▶ [The request]:
State how many lines of the records contain the string "CORRELATION", and give no other information.

▶ [Input]:

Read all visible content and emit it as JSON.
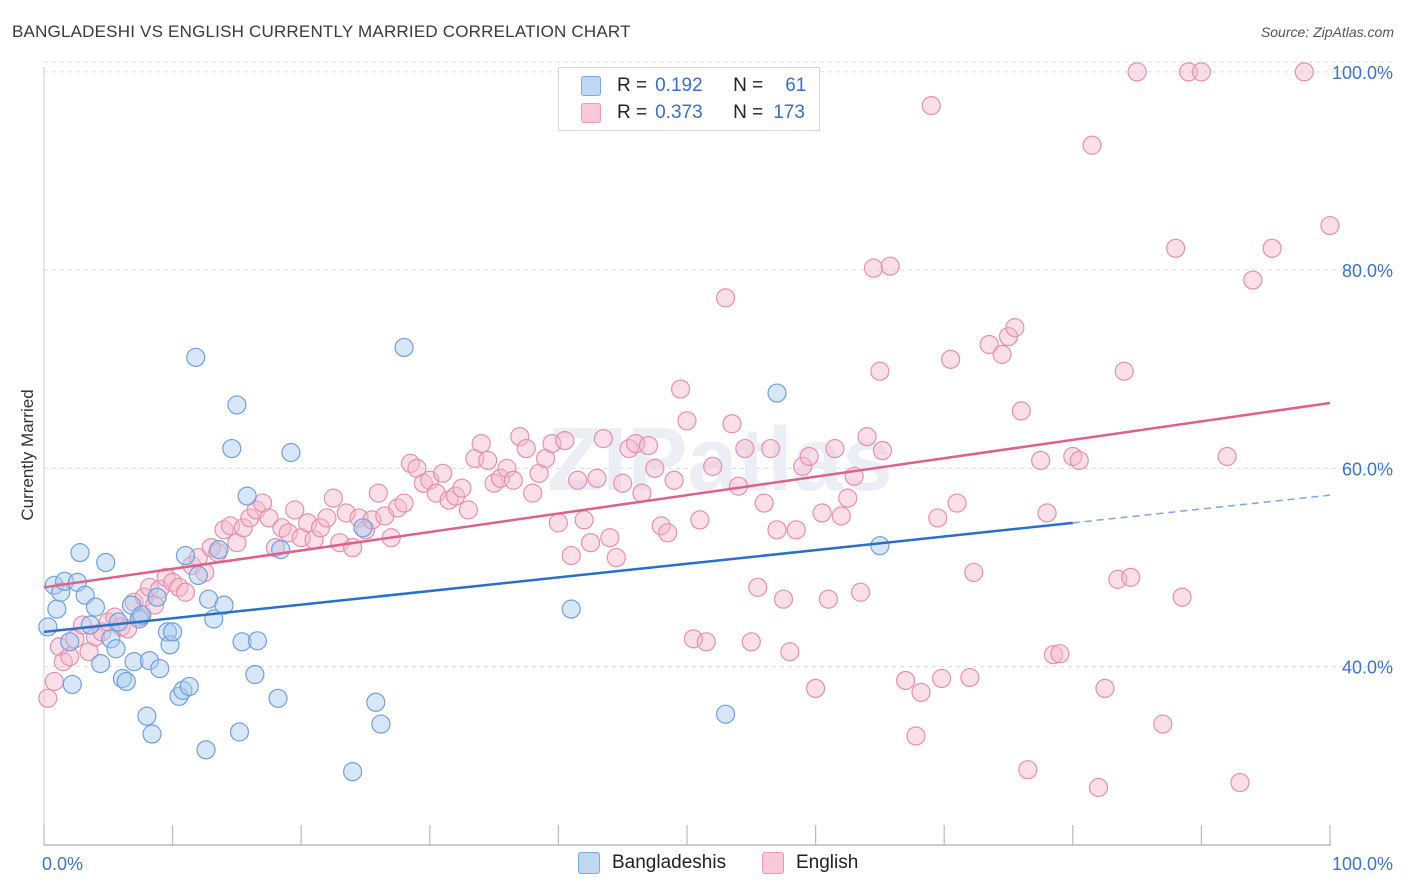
{
  "title": "BANGLADESHI VS ENGLISH CURRENTLY MARRIED CORRELATION CHART",
  "source": "Source: ZipAtlas.com",
  "watermark": "ZIPatlas",
  "legend": {
    "rows": [
      {
        "r_label": "R =",
        "r_value": "0.192",
        "n_label": "N =",
        "n_value": "61",
        "color": "#a9c9ef"
      },
      {
        "r_label": "R =",
        "r_value": "0.373",
        "n_label": "N =",
        "n_value": "173",
        "color": "#f5b8cc"
      }
    ],
    "bottom": [
      {
        "label": "Bangladeshis",
        "color": "#a9c9ef"
      },
      {
        "label": "English",
        "color": "#f5b8cc"
      }
    ]
  },
  "chart_data": {
    "type": "scatter",
    "title": "BANGLADESHI VS ENGLISH CURRENTLY MARRIED CORRELATION CHART",
    "xlabel": "",
    "ylabel": "Currently Married",
    "xlim": [
      0,
      100
    ],
    "ylim": [
      22,
      101
    ],
    "x_tick_labels": [
      "0.0%",
      "100.0%"
    ],
    "y_ticks": [
      40,
      60,
      80,
      100
    ],
    "y_tick_labels": [
      "40.0%",
      "60.0%",
      "80.0%",
      "100.0%"
    ],
    "grid": true,
    "legend_position": "top-center",
    "series": [
      {
        "name": "Bangladeshis",
        "color": "#a9c9ef",
        "stroke": "#6fa0db",
        "line_color": "#2a6fcb",
        "trend": {
          "x0": 0,
          "y0": 43.5,
          "x1": 80,
          "y1": 54.5,
          "dash_to": 100,
          "dash_y": 57.3
        },
        "points": [
          [
            0.3,
            44.0
          ],
          [
            0.8,
            48.2
          ],
          [
            1.0,
            45.8
          ],
          [
            1.3,
            47.5
          ],
          [
            1.6,
            48.6
          ],
          [
            2.0,
            42.5
          ],
          [
            2.2,
            38.2
          ],
          [
            2.6,
            48.5
          ],
          [
            2.8,
            51.5
          ],
          [
            3.2,
            47.2
          ],
          [
            3.6,
            44.2
          ],
          [
            4.0,
            46.0
          ],
          [
            4.4,
            40.3
          ],
          [
            4.8,
            50.5
          ],
          [
            5.2,
            42.8
          ],
          [
            5.6,
            41.8
          ],
          [
            5.8,
            44.5
          ],
          [
            6.1,
            38.8
          ],
          [
            6.4,
            38.5
          ],
          [
            6.8,
            46.2
          ],
          [
            7.0,
            40.5
          ],
          [
            7.4,
            44.8
          ],
          [
            7.6,
            45.2
          ],
          [
            8.0,
            35.0
          ],
          [
            8.2,
            40.6
          ],
          [
            8.4,
            33.2
          ],
          [
            8.8,
            47.0
          ],
          [
            9.0,
            39.8
          ],
          [
            9.6,
            43.5
          ],
          [
            9.8,
            42.2
          ],
          [
            10.0,
            43.5
          ],
          [
            10.5,
            37.0
          ],
          [
            10.8,
            37.6
          ],
          [
            11.0,
            51.2
          ],
          [
            11.3,
            38.0
          ],
          [
            11.8,
            71.2
          ],
          [
            12.0,
            49.2
          ],
          [
            12.6,
            31.6
          ],
          [
            12.8,
            46.8
          ],
          [
            13.2,
            44.8
          ],
          [
            13.6,
            51.8
          ],
          [
            14.0,
            46.2
          ],
          [
            14.6,
            62.0
          ],
          [
            15.0,
            66.4
          ],
          [
            15.2,
            33.4
          ],
          [
            15.4,
            42.5
          ],
          [
            15.8,
            57.2
          ],
          [
            16.4,
            39.2
          ],
          [
            16.6,
            42.6
          ],
          [
            18.2,
            36.8
          ],
          [
            18.4,
            51.8
          ],
          [
            19.2,
            61.6
          ],
          [
            24.0,
            29.4
          ],
          [
            24.8,
            54.0
          ],
          [
            25.8,
            36.4
          ],
          [
            26.2,
            34.2
          ],
          [
            28.0,
            72.2
          ],
          [
            41.0,
            45.8
          ],
          [
            53.0,
            35.2
          ],
          [
            57.0,
            67.6
          ],
          [
            65.0,
            52.2
          ]
        ]
      },
      {
        "name": "English",
        "color": "#f5b8cc",
        "stroke": "#e690ad",
        "line_color": "#e0608a",
        "trend": {
          "x0": 0,
          "y0": 48.0,
          "x1": 100,
          "y1": 66.6
        },
        "points": [
          [
            0.3,
            36.8
          ],
          [
            0.8,
            38.5
          ],
          [
            1.2,
            42.0
          ],
          [
            1.5,
            40.5
          ],
          [
            2.0,
            41.0
          ],
          [
            2.4,
            42.8
          ],
          [
            3.0,
            44.2
          ],
          [
            3.5,
            41.5
          ],
          [
            4.0,
            43.0
          ],
          [
            4.5,
            43.5
          ],
          [
            5.0,
            44.5
          ],
          [
            5.5,
            45.0
          ],
          [
            6.0,
            44.0
          ],
          [
            6.5,
            43.8
          ],
          [
            7.0,
            46.5
          ],
          [
            7.5,
            45.0
          ],
          [
            7.8,
            47.0
          ],
          [
            8.2,
            48.0
          ],
          [
            8.6,
            46.2
          ],
          [
            9.0,
            47.8
          ],
          [
            9.5,
            49.0
          ],
          [
            10.0,
            48.5
          ],
          [
            10.5,
            48.0
          ],
          [
            11.0,
            47.5
          ],
          [
            11.5,
            50.2
          ],
          [
            12.0,
            51.0
          ],
          [
            12.5,
            49.5
          ],
          [
            13.0,
            52.0
          ],
          [
            13.5,
            51.5
          ],
          [
            14.0,
            53.8
          ],
          [
            14.5,
            54.2
          ],
          [
            15.0,
            52.5
          ],
          [
            15.5,
            54.0
          ],
          [
            16.0,
            55.0
          ],
          [
            16.5,
            55.8
          ],
          [
            17.0,
            56.5
          ],
          [
            17.5,
            55.0
          ],
          [
            18.0,
            52.0
          ],
          [
            18.5,
            54.0
          ],
          [
            19.0,
            53.5
          ],
          [
            19.5,
            55.8
          ],
          [
            20.0,
            53.0
          ],
          [
            20.5,
            54.5
          ],
          [
            21.0,
            52.8
          ],
          [
            21.5,
            54.0
          ],
          [
            22.0,
            55.0
          ],
          [
            22.5,
            57.0
          ],
          [
            23.0,
            52.5
          ],
          [
            23.5,
            55.5
          ],
          [
            24.0,
            52.0
          ],
          [
            24.5,
            55.0
          ],
          [
            25.0,
            53.8
          ],
          [
            25.5,
            54.8
          ],
          [
            26.0,
            57.5
          ],
          [
            26.5,
            55.2
          ],
          [
            27.0,
            53.0
          ],
          [
            27.5,
            56.0
          ],
          [
            28.0,
            56.5
          ],
          [
            28.5,
            60.5
          ],
          [
            29.0,
            60.0
          ],
          [
            29.5,
            58.5
          ],
          [
            30.0,
            58.8
          ],
          [
            30.5,
            57.5
          ],
          [
            31.0,
            59.5
          ],
          [
            31.5,
            56.8
          ],
          [
            32.0,
            57.2
          ],
          [
            32.5,
            58.0
          ],
          [
            33.0,
            55.8
          ],
          [
            33.5,
            61.0
          ],
          [
            34.0,
            62.5
          ],
          [
            34.5,
            60.8
          ],
          [
            35.0,
            58.5
          ],
          [
            35.5,
            59.0
          ],
          [
            36.0,
            60.0
          ],
          [
            36.5,
            58.8
          ],
          [
            37.0,
            63.2
          ],
          [
            37.5,
            62.0
          ],
          [
            38.0,
            57.5
          ],
          [
            38.5,
            59.5
          ],
          [
            39.0,
            61.0
          ],
          [
            39.5,
            62.5
          ],
          [
            40.0,
            54.5
          ],
          [
            40.5,
            62.8
          ],
          [
            41.0,
            51.2
          ],
          [
            41.5,
            58.8
          ],
          [
            42.0,
            54.8
          ],
          [
            42.5,
            52.5
          ],
          [
            43.0,
            59.0
          ],
          [
            43.5,
            63.0
          ],
          [
            44.0,
            53.0
          ],
          [
            44.5,
            51.0
          ],
          [
            45.0,
            58.5
          ],
          [
            45.5,
            62.0
          ],
          [
            46.0,
            62.5
          ],
          [
            46.5,
            57.5
          ],
          [
            47.0,
            62.3
          ],
          [
            47.5,
            60.0
          ],
          [
            48.0,
            54.2
          ],
          [
            48.5,
            53.5
          ],
          [
            49.0,
            58.8
          ],
          [
            49.5,
            68.0
          ],
          [
            50.0,
            64.8
          ],
          [
            50.5,
            42.8
          ],
          [
            51.0,
            54.8
          ],
          [
            51.5,
            42.5
          ],
          [
            52.0,
            60.2
          ],
          [
            53.0,
            77.2
          ],
          [
            53.5,
            64.5
          ],
          [
            54.0,
            58.2
          ],
          [
            54.5,
            62.0
          ],
          [
            55.0,
            42.5
          ],
          [
            55.5,
            48.0
          ],
          [
            56.0,
            56.5
          ],
          [
            56.5,
            62.0
          ],
          [
            57.0,
            53.8
          ],
          [
            57.5,
            46.8
          ],
          [
            58.0,
            41.5
          ],
          [
            58.5,
            53.8
          ],
          [
            59.0,
            60.2
          ],
          [
            59.5,
            61.2
          ],
          [
            60.0,
            37.8
          ],
          [
            60.5,
            55.5
          ],
          [
            61.0,
            46.8
          ],
          [
            61.5,
            62.0
          ],
          [
            62.0,
            55.2
          ],
          [
            62.5,
            57.0
          ],
          [
            63.0,
            59.2
          ],
          [
            63.5,
            47.5
          ],
          [
            64.0,
            63.2
          ],
          [
            64.5,
            80.2
          ],
          [
            65.0,
            69.8
          ],
          [
            65.2,
            61.8
          ],
          [
            65.8,
            80.4
          ],
          [
            67.0,
            38.6
          ],
          [
            67.8,
            33.0
          ],
          [
            68.2,
            37.4
          ],
          [
            69.0,
            96.6
          ],
          [
            69.5,
            55.0
          ],
          [
            69.8,
            38.8
          ],
          [
            70.5,
            71.0
          ],
          [
            71.0,
            56.5
          ],
          [
            72.0,
            38.9
          ],
          [
            72.3,
            49.5
          ],
          [
            73.5,
            72.5
          ],
          [
            74.5,
            71.5
          ],
          [
            75.0,
            73.3
          ],
          [
            75.5,
            74.2
          ],
          [
            76.0,
            65.8
          ],
          [
            76.5,
            29.6
          ],
          [
            77.5,
            60.8
          ],
          [
            78.0,
            55.5
          ],
          [
            78.5,
            41.2
          ],
          [
            79.0,
            41.3
          ],
          [
            80.0,
            61.2
          ],
          [
            80.5,
            60.8
          ],
          [
            81.5,
            92.6
          ],
          [
            82.0,
            27.8
          ],
          [
            82.5,
            37.8
          ],
          [
            83.5,
            48.8
          ],
          [
            84.0,
            69.8
          ],
          [
            84.5,
            49.0
          ],
          [
            85.0,
            100.0
          ],
          [
            87.0,
            34.2
          ],
          [
            88.0,
            82.2
          ],
          [
            88.5,
            47.0
          ],
          [
            89.0,
            100.0
          ],
          [
            90.0,
            100.0
          ],
          [
            92.0,
            61.2
          ],
          [
            93.0,
            28.3
          ],
          [
            94.0,
            79.0
          ],
          [
            95.5,
            82.2
          ],
          [
            98.0,
            100.0
          ],
          [
            100.0,
            84.5
          ]
        ]
      }
    ]
  }
}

▶ [Output for this task]:
2